start Supplied data
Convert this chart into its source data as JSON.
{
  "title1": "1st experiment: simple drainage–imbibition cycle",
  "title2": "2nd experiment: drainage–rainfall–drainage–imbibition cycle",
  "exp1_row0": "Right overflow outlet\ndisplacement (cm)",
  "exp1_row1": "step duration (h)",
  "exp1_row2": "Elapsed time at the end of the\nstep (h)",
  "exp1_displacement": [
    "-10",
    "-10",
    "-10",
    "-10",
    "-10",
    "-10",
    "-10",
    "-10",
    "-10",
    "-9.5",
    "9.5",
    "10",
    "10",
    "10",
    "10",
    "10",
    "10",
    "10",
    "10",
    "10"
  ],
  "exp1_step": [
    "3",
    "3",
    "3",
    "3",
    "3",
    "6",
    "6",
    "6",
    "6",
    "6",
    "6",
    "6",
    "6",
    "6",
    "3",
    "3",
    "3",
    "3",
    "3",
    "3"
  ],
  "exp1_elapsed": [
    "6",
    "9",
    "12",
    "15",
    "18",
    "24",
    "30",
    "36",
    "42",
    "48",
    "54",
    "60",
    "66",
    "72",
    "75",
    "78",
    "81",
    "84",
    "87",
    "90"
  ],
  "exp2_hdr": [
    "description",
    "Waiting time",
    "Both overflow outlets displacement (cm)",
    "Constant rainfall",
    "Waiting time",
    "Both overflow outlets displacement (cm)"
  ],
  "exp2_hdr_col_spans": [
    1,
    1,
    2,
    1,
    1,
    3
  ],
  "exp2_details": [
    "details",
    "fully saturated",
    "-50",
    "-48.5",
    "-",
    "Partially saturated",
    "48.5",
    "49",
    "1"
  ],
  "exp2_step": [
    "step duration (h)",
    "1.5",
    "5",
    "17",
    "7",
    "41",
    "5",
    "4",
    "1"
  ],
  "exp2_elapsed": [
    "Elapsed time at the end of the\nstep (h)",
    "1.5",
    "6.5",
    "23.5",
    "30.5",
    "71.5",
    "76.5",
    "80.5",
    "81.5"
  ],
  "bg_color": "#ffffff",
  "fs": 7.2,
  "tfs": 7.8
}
end Supplied data
Prompt: Go through the material above and copy each line that has the word "duration".

Answer to this task:
  "exp1_row1": "step duration (h)",
    "step duration (h)",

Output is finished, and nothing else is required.